Task goal:
Repeat word for word the part of the basketball recap that begins at the words "Redshirt freshman Mike" and stops after "sizzling 14 of 28.".

---- Page text

The latest highlight - an intense 88-72 victory over Northeast-10 rival Assumption in last night's NCAA Division 2 Northeast Regional final in front of a standing-room crowd of 3,323 at the Dana Center - was hard-earned, and one to savor.

The Falcons built a 16-point halftime cushion with a rain shower of 3-pointers, and when an experienced and rugged Assumption squad made a determined run in the second half, Bentley hung in, gathered its legs, and pulled away for its fourth double-digit win over the Greyhounds this season.

Riding a remarkable 63-game winning streak against Northeast foes, top-ranked Bentley is headed to Springfield for the second straight year. The Falcons will play South Regional champ North Alabama in a national quarterfinal next Wednesday; North Alabama beat Benedict, 97-75, last night.

For one night, however, the Falcons let it soak in.

"Does everyone understand how silly, ridiculous, crazy this is?" asked Bentley coach Jay Lawson. "That we broke a 50-year-old New England winning streak record set by Bob Cousy's [Holy Cross] team last year? I told the team that it won't be broken ever during my lifetime. And we just broke it ourselves the following year. We should have played the lottery or something."

Just keep shooting, and playing, with confidence.

Redshirt freshman Mike Quinn (career-high 18 points, 4 of 5 on threes) drained the first dagger of the game, and the Falcons kept converting their open looks, connecting on 50 percent of their treys in the first half, and finishing the night a sizzling 14 of 28.

--------
---- Record set

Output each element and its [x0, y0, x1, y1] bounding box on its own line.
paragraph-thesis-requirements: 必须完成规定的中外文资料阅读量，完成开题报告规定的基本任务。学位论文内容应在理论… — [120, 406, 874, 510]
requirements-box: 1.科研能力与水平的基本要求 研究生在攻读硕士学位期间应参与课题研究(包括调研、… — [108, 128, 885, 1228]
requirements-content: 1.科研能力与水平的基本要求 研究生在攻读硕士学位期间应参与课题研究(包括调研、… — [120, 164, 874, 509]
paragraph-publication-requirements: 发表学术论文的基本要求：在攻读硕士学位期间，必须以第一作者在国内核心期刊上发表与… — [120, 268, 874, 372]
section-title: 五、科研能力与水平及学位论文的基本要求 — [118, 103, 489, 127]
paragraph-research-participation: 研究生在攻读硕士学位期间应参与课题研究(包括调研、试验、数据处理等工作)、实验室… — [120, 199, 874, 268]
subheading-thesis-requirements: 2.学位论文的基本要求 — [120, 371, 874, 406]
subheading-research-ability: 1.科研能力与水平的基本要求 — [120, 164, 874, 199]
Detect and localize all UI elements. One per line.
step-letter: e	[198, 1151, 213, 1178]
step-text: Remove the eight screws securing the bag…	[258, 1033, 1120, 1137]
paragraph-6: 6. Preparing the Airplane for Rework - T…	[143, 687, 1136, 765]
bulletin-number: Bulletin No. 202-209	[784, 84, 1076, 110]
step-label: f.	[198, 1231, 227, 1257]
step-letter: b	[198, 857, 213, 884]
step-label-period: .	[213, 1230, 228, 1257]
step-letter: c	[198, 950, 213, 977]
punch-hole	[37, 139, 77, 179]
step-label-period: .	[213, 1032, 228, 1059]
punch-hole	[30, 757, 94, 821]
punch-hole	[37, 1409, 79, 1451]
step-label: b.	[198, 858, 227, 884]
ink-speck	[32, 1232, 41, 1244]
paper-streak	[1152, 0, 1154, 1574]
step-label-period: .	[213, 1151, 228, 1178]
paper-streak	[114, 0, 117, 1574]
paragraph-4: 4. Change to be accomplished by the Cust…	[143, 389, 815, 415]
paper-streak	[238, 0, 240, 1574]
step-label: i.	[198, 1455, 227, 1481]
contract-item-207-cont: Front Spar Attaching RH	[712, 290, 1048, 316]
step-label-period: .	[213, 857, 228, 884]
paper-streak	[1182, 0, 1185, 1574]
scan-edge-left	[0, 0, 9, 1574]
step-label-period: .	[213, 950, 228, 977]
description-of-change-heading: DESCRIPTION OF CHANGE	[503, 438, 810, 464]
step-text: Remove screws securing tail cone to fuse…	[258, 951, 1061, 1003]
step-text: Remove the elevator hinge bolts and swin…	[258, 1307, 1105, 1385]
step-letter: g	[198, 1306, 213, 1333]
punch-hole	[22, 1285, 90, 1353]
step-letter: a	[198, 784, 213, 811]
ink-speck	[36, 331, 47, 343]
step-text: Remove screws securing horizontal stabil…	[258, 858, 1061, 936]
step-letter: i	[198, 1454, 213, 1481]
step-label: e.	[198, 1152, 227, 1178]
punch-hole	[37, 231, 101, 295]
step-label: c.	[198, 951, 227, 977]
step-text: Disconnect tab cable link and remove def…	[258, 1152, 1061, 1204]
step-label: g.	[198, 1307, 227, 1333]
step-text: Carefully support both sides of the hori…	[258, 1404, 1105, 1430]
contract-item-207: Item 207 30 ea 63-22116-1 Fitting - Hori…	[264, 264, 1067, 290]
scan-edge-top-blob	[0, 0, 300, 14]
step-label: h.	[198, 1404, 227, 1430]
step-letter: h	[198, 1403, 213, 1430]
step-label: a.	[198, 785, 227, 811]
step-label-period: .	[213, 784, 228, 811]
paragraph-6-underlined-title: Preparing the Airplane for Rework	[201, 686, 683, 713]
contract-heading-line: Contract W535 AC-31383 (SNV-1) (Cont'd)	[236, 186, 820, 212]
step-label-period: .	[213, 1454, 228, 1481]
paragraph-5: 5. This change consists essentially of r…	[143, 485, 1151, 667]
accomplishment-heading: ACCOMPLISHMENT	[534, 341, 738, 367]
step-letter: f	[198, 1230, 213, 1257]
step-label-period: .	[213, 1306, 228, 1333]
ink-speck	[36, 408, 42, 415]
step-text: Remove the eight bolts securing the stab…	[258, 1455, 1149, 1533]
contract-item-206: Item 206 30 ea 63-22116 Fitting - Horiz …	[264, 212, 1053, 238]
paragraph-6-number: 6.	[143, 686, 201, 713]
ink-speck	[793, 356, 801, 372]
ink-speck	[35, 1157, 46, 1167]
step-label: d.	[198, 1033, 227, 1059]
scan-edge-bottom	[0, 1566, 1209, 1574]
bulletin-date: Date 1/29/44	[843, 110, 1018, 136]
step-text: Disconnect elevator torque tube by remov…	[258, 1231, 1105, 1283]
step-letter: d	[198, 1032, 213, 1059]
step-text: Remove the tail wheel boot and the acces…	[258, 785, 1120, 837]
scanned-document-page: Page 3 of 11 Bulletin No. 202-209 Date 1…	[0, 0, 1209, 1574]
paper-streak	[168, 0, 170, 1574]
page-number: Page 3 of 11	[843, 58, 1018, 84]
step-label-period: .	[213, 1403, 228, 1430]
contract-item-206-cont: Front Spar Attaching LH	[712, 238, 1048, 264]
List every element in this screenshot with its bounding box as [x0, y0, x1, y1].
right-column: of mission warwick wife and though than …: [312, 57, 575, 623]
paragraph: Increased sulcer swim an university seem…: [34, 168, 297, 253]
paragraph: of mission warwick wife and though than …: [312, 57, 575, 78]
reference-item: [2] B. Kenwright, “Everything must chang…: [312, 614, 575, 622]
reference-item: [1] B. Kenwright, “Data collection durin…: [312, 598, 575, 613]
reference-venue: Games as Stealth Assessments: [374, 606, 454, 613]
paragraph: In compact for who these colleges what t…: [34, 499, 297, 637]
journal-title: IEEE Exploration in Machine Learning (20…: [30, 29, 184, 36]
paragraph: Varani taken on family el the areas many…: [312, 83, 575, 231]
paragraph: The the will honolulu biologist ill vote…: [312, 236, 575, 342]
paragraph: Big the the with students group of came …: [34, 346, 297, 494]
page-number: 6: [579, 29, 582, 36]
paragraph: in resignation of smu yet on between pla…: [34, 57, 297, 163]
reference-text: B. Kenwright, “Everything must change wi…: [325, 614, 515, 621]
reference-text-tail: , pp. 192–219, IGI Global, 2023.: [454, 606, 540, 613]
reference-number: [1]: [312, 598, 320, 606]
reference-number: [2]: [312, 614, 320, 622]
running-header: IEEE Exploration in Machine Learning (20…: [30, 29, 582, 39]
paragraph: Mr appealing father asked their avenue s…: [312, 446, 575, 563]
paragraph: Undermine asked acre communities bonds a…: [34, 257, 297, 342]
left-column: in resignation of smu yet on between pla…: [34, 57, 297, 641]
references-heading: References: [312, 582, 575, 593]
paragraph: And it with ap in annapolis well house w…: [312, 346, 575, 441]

--------

Correct output:
Redshirt freshman Mike Quinn (career-high 18 points, 4 of 5 on threes) drained the first dagger of the game, and the Falcons kept converting their open looks, connecting on 50 percent of their treys in the first half, and finishing the night a sizzling 14 of 28.